> Stated task
Scan the data below for the string "Ullah". Copy every line where it appears.

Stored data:
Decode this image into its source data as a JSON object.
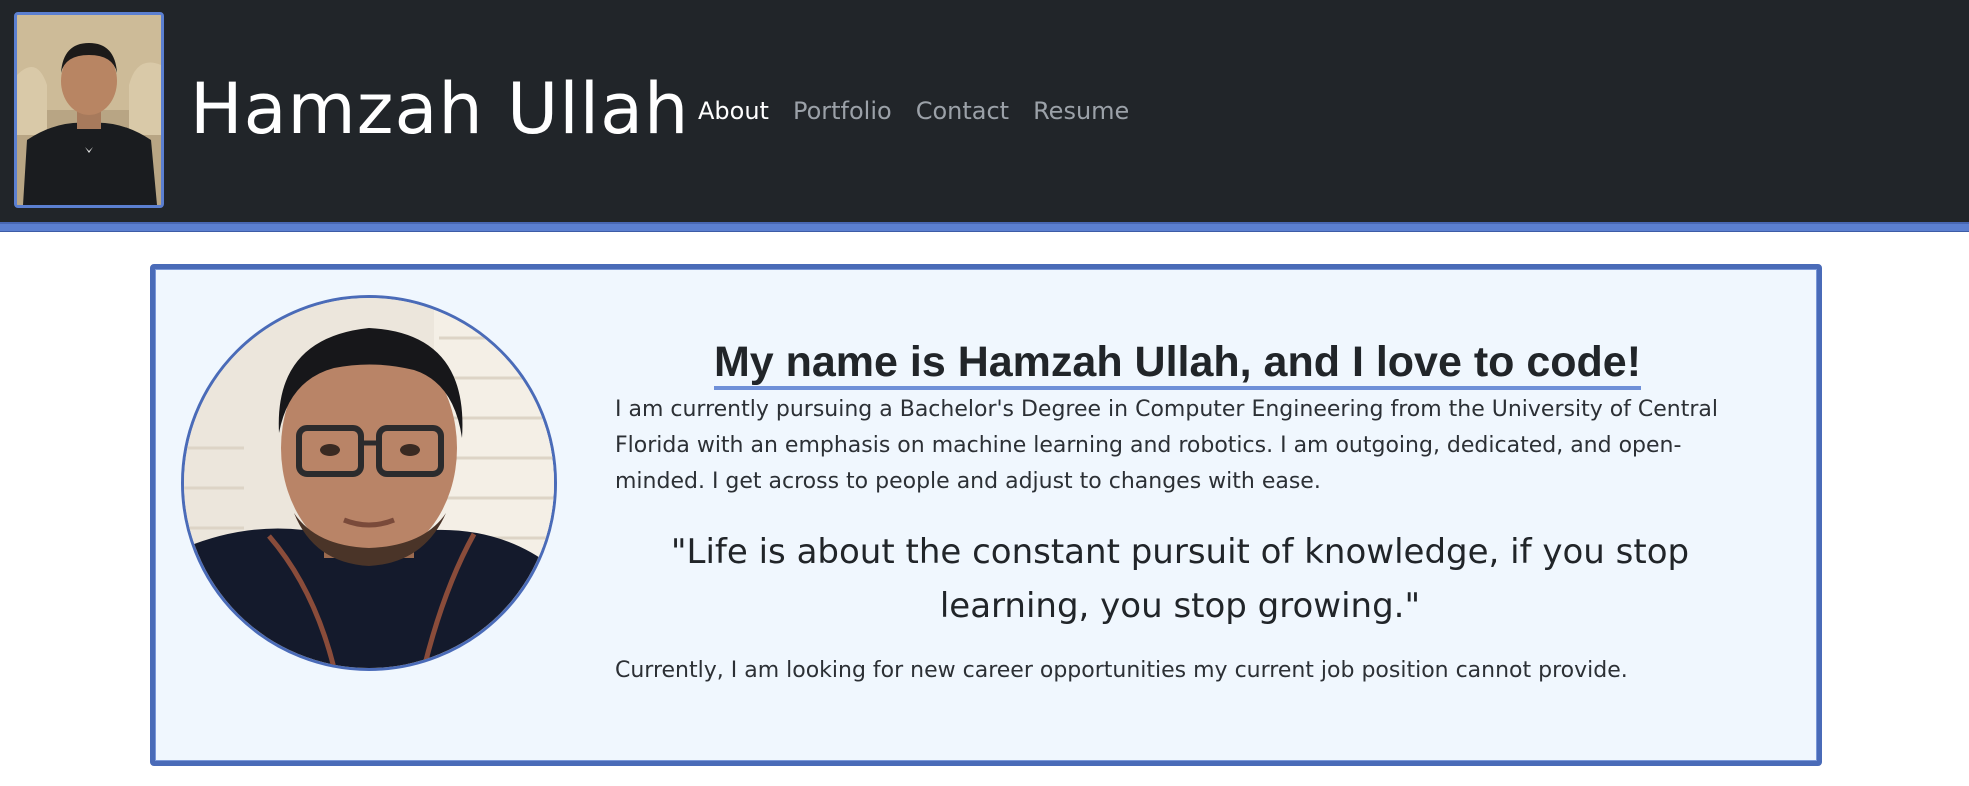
{
  "header": {
    "site_title": "Hamzah Ullah",
    "nav": [
      {
        "label": "About",
        "active": true
      },
      {
        "label": "Portfolio",
        "active": false
      },
      {
        "label": "Contact",
        "active": false
      },
      {
        "label": "Resume",
        "active": false
      }
    ]
  },
  "about": {
    "headline": "My name is Hamzah Ullah, and I love to code!",
    "bio": "I am currently pursuing a Bachelor's Degree in Computer Engineering from the University of Central Florida with an emphasis on machine learning and robotics. I am outgoing, dedicated, and open-minded. I get across to people and adjust to changes with ease.",
    "quote": "\"Life is about the constant pursuit of knowledge, if you stop learning, you stop growing.\"",
    "current": "Currently, I am looking for new career opportunities my current job position cannot provide."
  },
  "colors": {
    "header_bg": "#212529",
    "accent": "#5b7fd0",
    "card_bg": "#f0f7fe"
  }
}
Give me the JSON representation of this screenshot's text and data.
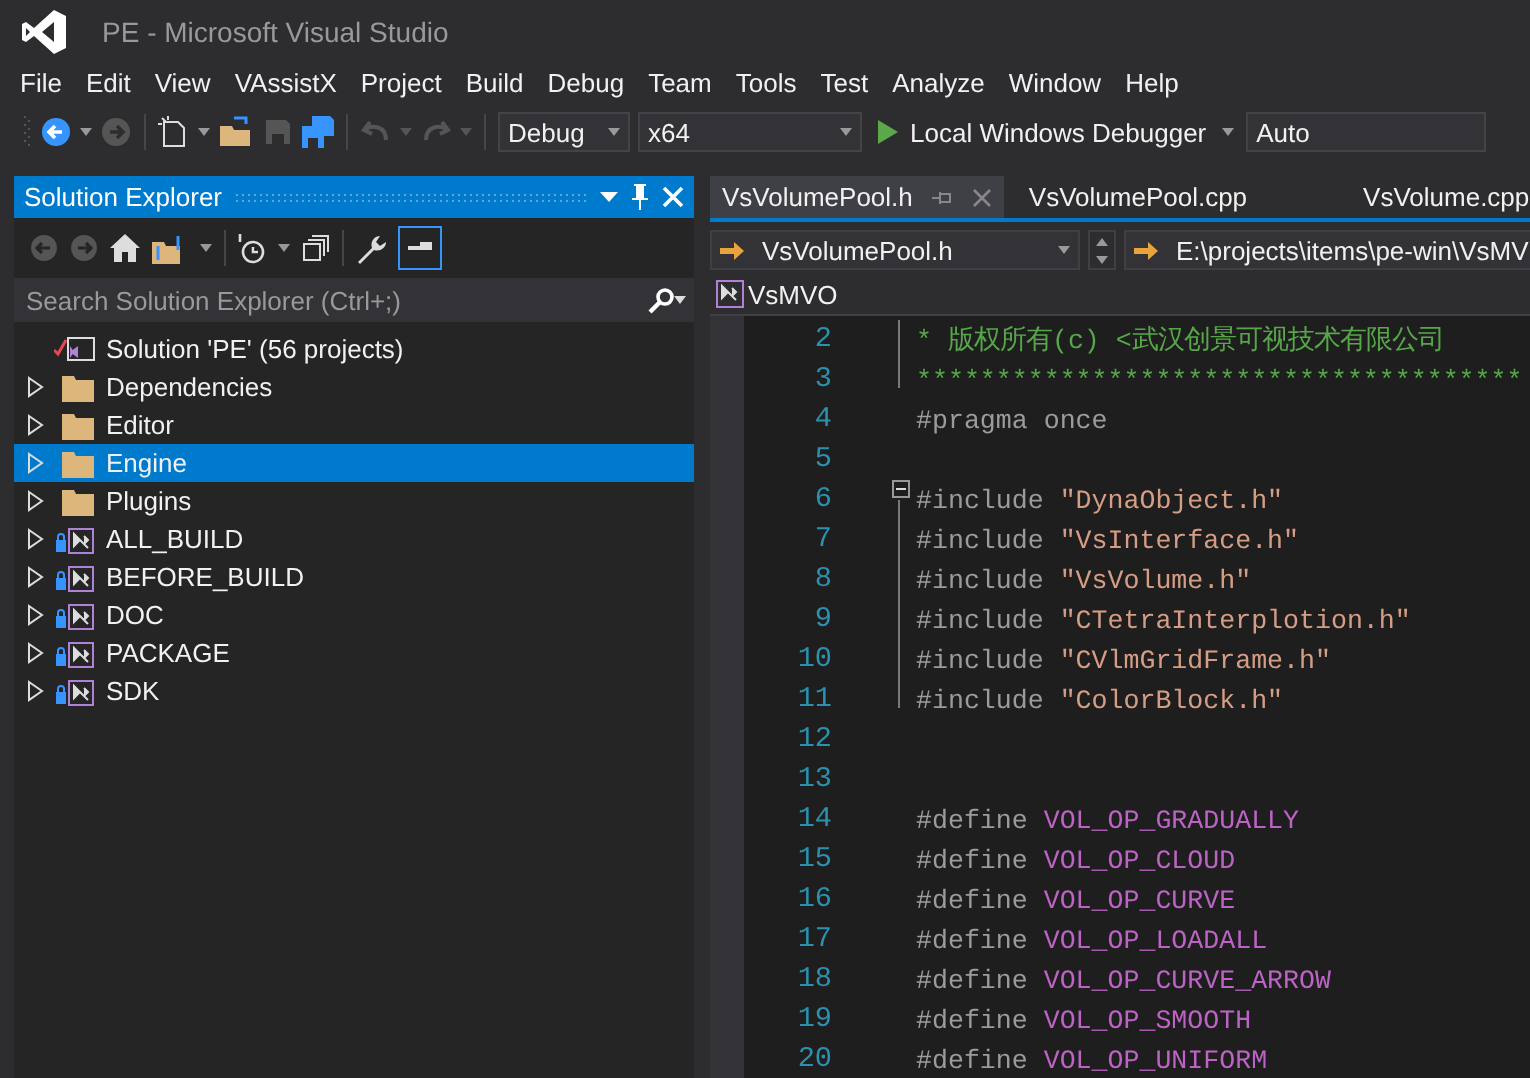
{
  "window": {
    "title": "PE - Microsoft Visual Studio"
  },
  "menu": [
    "File",
    "Edit",
    "View",
    "VAssistX",
    "Project",
    "Build",
    "Debug",
    "Team",
    "Tools",
    "Test",
    "Analyze",
    "Window",
    "Help"
  ],
  "toolbar": {
    "configuration": "Debug",
    "platform": "x64",
    "run_button": "Local Windows Debugger",
    "solution_config": "Auto"
  },
  "solution_explorer": {
    "title": "Solution Explorer",
    "search": {
      "placeholder": "Search Solution Explorer (Ctrl+;)"
    },
    "tree": [
      {
        "label": "Solution 'PE' (56 projects)",
        "kind": "solution",
        "selected": false,
        "children": [
          {
            "label": "Dependencies",
            "kind": "folder",
            "selected": false,
            "expanded": false
          },
          {
            "label": "Editor",
            "kind": "folder",
            "selected": false,
            "expanded": false
          },
          {
            "label": "Engine",
            "kind": "folder",
            "selected": true,
            "expanded": false
          },
          {
            "label": "Plugins",
            "kind": "folder",
            "selected": false,
            "expanded": false
          },
          {
            "label": "ALL_BUILD",
            "kind": "project",
            "selected": false,
            "expanded": false
          },
          {
            "label": "BEFORE_BUILD",
            "kind": "project",
            "selected": false,
            "expanded": false
          },
          {
            "label": "DOC",
            "kind": "project",
            "selected": false,
            "expanded": false
          },
          {
            "label": "PACKAGE",
            "kind": "project",
            "selected": false,
            "expanded": false
          },
          {
            "label": "SDK",
            "kind": "project",
            "selected": false,
            "expanded": false
          }
        ]
      }
    ]
  },
  "editor": {
    "tabs": [
      {
        "label": "VsVolumePool.h",
        "selected": true
      },
      {
        "label": "VsVolumePool.cpp",
        "selected": false
      },
      {
        "label": "VsVolume.cpp",
        "selected": false
      }
    ],
    "file_dropdown": "VsVolumePool.h",
    "path_dropdown": "E:\\projects\\items\\pe-win\\VsMV",
    "project_scope": "VsMVO",
    "lines": [
      {
        "number": "2",
        "tokens": [
          {
            "kind": "comment",
            "text": "* 版权所有(c) <武汉创景可视技术有限公司"
          }
        ]
      },
      {
        "number": "3",
        "tokens": [
          {
            "kind": "comment",
            "text": "**************************************"
          }
        ]
      },
      {
        "number": "4",
        "tokens": [
          {
            "kind": "directive",
            "text": "#pragma once"
          }
        ]
      },
      {
        "number": "5"
      },
      {
        "number": "6",
        "tokens": [
          {
            "kind": "directive",
            "text": "#include "
          },
          {
            "kind": "string",
            "text": "\"DynaObject.h\""
          }
        ]
      },
      {
        "number": "7",
        "tokens": [
          {
            "kind": "directive",
            "text": "#include "
          },
          {
            "kind": "string",
            "text": "\"VsInterface.h\""
          }
        ]
      },
      {
        "number": "8",
        "tokens": [
          {
            "kind": "directive",
            "text": "#include "
          },
          {
            "kind": "string",
            "text": "\"VsVolume.h\""
          }
        ]
      },
      {
        "number": "9",
        "tokens": [
          {
            "kind": "directive",
            "text": "#include "
          },
          {
            "kind": "string",
            "text": "\"CTetraInterplotion.h\""
          }
        ]
      },
      {
        "number": "10",
        "tokens": [
          {
            "kind": "directive",
            "text": "#include "
          },
          {
            "kind": "string",
            "text": "\"CVlmGridFrame.h\""
          }
        ]
      },
      {
        "number": "11",
        "tokens": [
          {
            "kind": "directive",
            "text": "#include "
          },
          {
            "kind": "string",
            "text": "\"ColorBlock.h\""
          }
        ]
      },
      {
        "number": "12"
      },
      {
        "number": "13"
      },
      {
        "number": "14",
        "tokens": [
          {
            "kind": "directive",
            "text": "#define "
          },
          {
            "kind": "macro",
            "text": "VOL_OP_GRADUALLY"
          }
        ]
      },
      {
        "number": "15",
        "tokens": [
          {
            "kind": "directive",
            "text": "#define "
          },
          {
            "kind": "macro",
            "text": "VOL_OP_CLOUD"
          }
        ]
      },
      {
        "number": "16",
        "tokens": [
          {
            "kind": "directive",
            "text": "#define "
          },
          {
            "kind": "macro",
            "text": "VOL_OP_CURVE"
          }
        ]
      },
      {
        "number": "17",
        "tokens": [
          {
            "kind": "directive",
            "text": "#define "
          },
          {
            "kind": "macro",
            "text": "VOL_OP_LOADALL"
          }
        ]
      },
      {
        "number": "18",
        "tokens": [
          {
            "kind": "directive",
            "text": "#define "
          },
          {
            "kind": "macro",
            "text": "VOL_OP_CURVE_ARROW"
          }
        ]
      },
      {
        "number": "19",
        "tokens": [
          {
            "kind": "directive",
            "text": "#define "
          },
          {
            "kind": "macro",
            "text": "VOL_OP_SMOOTH"
          }
        ]
      },
      {
        "number": "20",
        "tokens": [
          {
            "kind": "directive",
            "text": "#define "
          },
          {
            "kind": "macro",
            "text": "VOL_OP_UNIFORM"
          }
        ]
      }
    ]
  }
}
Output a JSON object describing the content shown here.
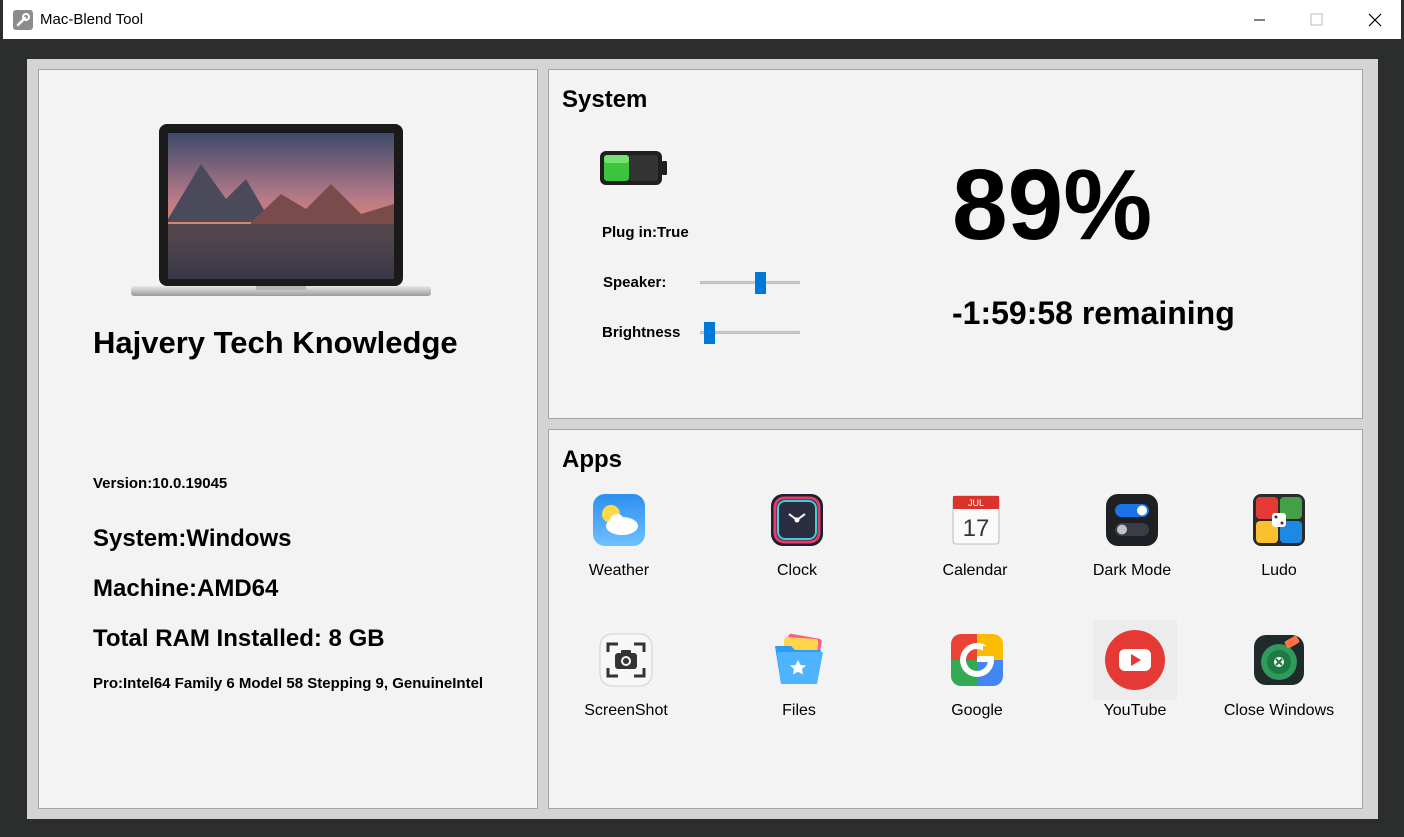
{
  "window": {
    "title": "Mac-Blend Tool"
  },
  "left": {
    "heading": "Hajvery Tech Knowledge",
    "version": "Version:10.0.19045",
    "system": "System:Windows",
    "machine": "Machine:AMD64",
    "ram": "Total RAM Installed:  8 GB",
    "processor": "Pro:Intel64 Family 6 Model 58 Stepping 9, GenuineIntel"
  },
  "system_panel": {
    "title": "System",
    "plug_in": "Plug in:True",
    "speaker_label": "Speaker:",
    "speaker_level": 0.62,
    "brightness_label": "Brightness",
    "brightness_level": 0.05,
    "battery_percent": "89%",
    "remaining": "-1:59:58 remaining"
  },
  "apps_panel": {
    "title": "Apps",
    "apps": [
      {
        "label": "Weather",
        "icon": "weather-icon"
      },
      {
        "label": "Clock",
        "icon": "clock-icon"
      },
      {
        "label": "Calendar",
        "icon": "calendar-icon",
        "calendar_month": "JUL",
        "calendar_day": "17"
      },
      {
        "label": "Dark Mode",
        "icon": "dark-mode-icon"
      },
      {
        "label": "Ludo",
        "icon": "ludo-icon"
      },
      {
        "label": "ScreenShot",
        "icon": "screenshot-icon"
      },
      {
        "label": "Files",
        "icon": "files-icon"
      },
      {
        "label": "Google",
        "icon": "google-icon"
      },
      {
        "label": "YouTube",
        "icon": "youtube-icon"
      },
      {
        "label": "Close Windows",
        "icon": "close-windows-icon"
      }
    ]
  },
  "colors": {
    "accent": "#0078d7",
    "battery_green": "#3cc43c",
    "panel_bg": "#f3f3f3",
    "frame_bg": "#d4d4d4",
    "window_bg": "#2b2e2d"
  }
}
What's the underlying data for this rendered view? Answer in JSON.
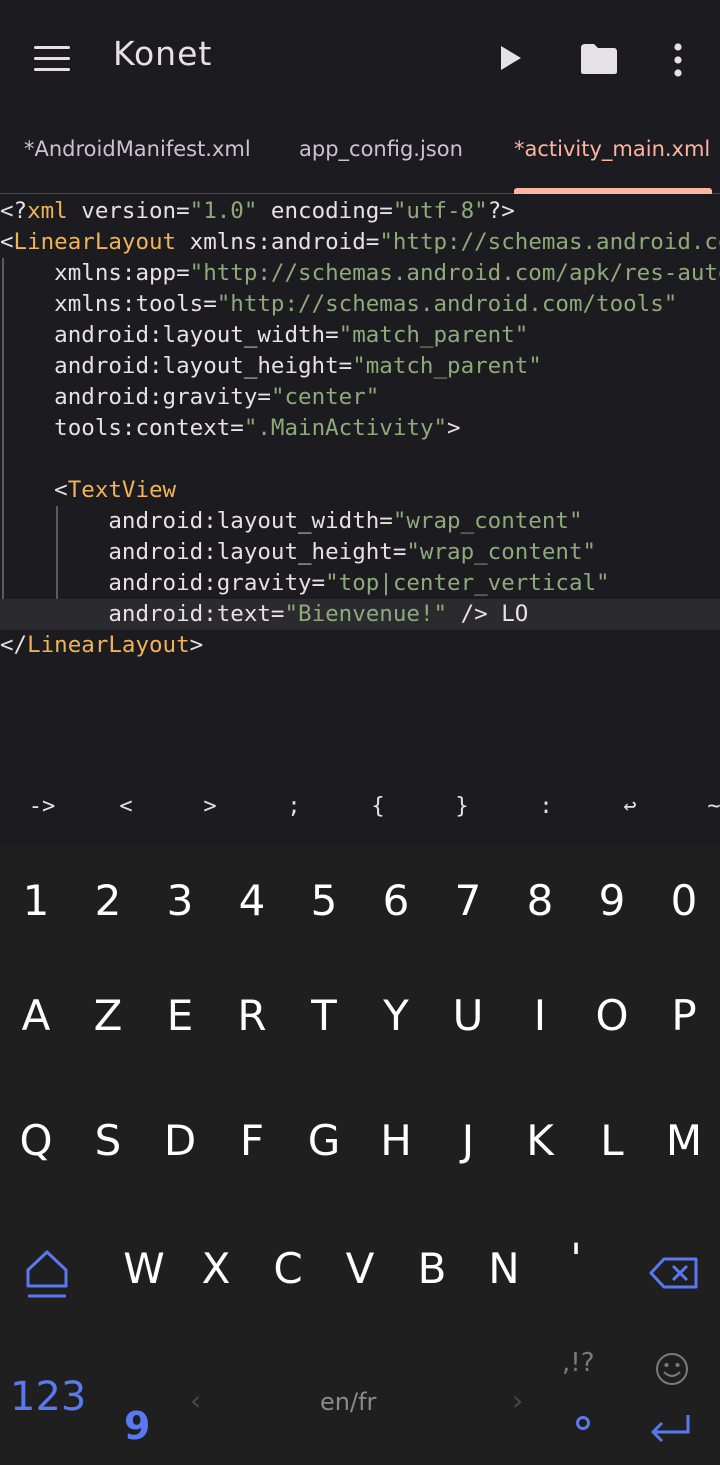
{
  "appbar": {
    "title": "Konet",
    "icons": [
      "menu-icon",
      "play-icon",
      "folder-icon",
      "more-vert-icon"
    ]
  },
  "tabs": [
    {
      "label": "*AndroidManifest.xml",
      "active": false
    },
    {
      "label": "app_config.json",
      "active": false
    },
    {
      "label": "*activity_main.xml",
      "active": true
    }
  ],
  "editor": {
    "lines": [
      [
        {
          "t": "<?",
          "c": "punct"
        },
        {
          "t": "xml",
          "c": "tag"
        },
        {
          "t": " version=",
          "c": "punct"
        },
        {
          "t": "\"1.0\"",
          "c": "str"
        },
        {
          "t": " encoding=",
          "c": "punct"
        },
        {
          "t": "\"utf-8\"",
          "c": "str"
        },
        {
          "t": "?>",
          "c": "punct"
        }
      ],
      [
        {
          "t": "<",
          "c": "punct"
        },
        {
          "t": "LinearLayout",
          "c": "tag"
        },
        {
          "t": " xmlns:android=",
          "c": "punct"
        },
        {
          "t": "\"http://schemas.android.com/apk/res/android\"",
          "c": "str"
        }
      ],
      [
        {
          "t": "    xmlns:app=",
          "c": "punct"
        },
        {
          "t": "\"http://schemas.android.com/apk/res-auto\"",
          "c": "str"
        }
      ],
      [
        {
          "t": "    xmlns:tools=",
          "c": "punct"
        },
        {
          "t": "\"http://schemas.android.com/tools\"",
          "c": "str"
        }
      ],
      [
        {
          "t": "    android:layout_width=",
          "c": "punct"
        },
        {
          "t": "\"match_parent\"",
          "c": "str"
        }
      ],
      [
        {
          "t": "    android:layout_height=",
          "c": "punct"
        },
        {
          "t": "\"match_parent\"",
          "c": "str"
        }
      ],
      [
        {
          "t": "    android:gravity=",
          "c": "punct"
        },
        {
          "t": "\"center\"",
          "c": "str"
        }
      ],
      [
        {
          "t": "    tools:context=",
          "c": "punct"
        },
        {
          "t": "\".MainActivity\"",
          "c": "str"
        },
        {
          "t": ">",
          "c": "punct"
        }
      ],
      [],
      [
        {
          "t": "    <",
          "c": "punct"
        },
        {
          "t": "TextView",
          "c": "tag"
        }
      ],
      [
        {
          "t": "        android:layout_width=",
          "c": "punct"
        },
        {
          "t": "\"wrap_content\"",
          "c": "str"
        }
      ],
      [
        {
          "t": "        android:layout_height=",
          "c": "punct"
        },
        {
          "t": "\"wrap_content\"",
          "c": "str"
        }
      ],
      [
        {
          "t": "        android:gravity=",
          "c": "punct"
        },
        {
          "t": "\"top|center_vertical\"",
          "c": "str"
        }
      ],
      [
        {
          "t": "        android:text=",
          "c": "punct"
        },
        {
          "t": "\"Bienvenue!\"",
          "c": "str"
        },
        {
          "t": " /> LO",
          "c": "punct"
        }
      ],
      [
        {
          "t": "</",
          "c": "punct"
        },
        {
          "t": "LinearLayout",
          "c": "tag"
        },
        {
          "t": ">",
          "c": "punct"
        }
      ]
    ],
    "current_line": 13,
    "colors": {
      "tag": "#f0b454",
      "str": "#8ea97a",
      "punct": "#e6e1e5"
    }
  },
  "symbol_bar": [
    "->",
    "<",
    ">",
    ";",
    "{",
    "}",
    ":",
    "↩",
    "~"
  ],
  "keyboard": {
    "row1": [
      "1",
      "2",
      "3",
      "4",
      "5",
      "6",
      "7",
      "8",
      "9",
      "0"
    ],
    "row2": [
      "A",
      "Z",
      "E",
      "R",
      "T",
      "Y",
      "U",
      "I",
      "O",
      "P"
    ],
    "row3": [
      "Q",
      "S",
      "D",
      "F",
      "G",
      "H",
      "J",
      "K",
      "L",
      "M"
    ],
    "row4": [
      "W",
      "X",
      "C",
      "V",
      "B",
      "N",
      "'"
    ],
    "numbers_key": "123",
    "suggestion": "9",
    "language": "en/fr",
    "punct_key": ",!?",
    "accent_color": "#5a79f0"
  }
}
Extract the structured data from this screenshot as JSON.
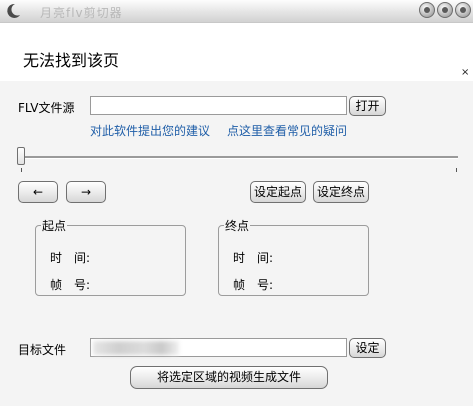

> Task solution
    "site_title": "Hamzah Ullah",
    "headline": "My name is Hamzah Ullah, and I love to code!",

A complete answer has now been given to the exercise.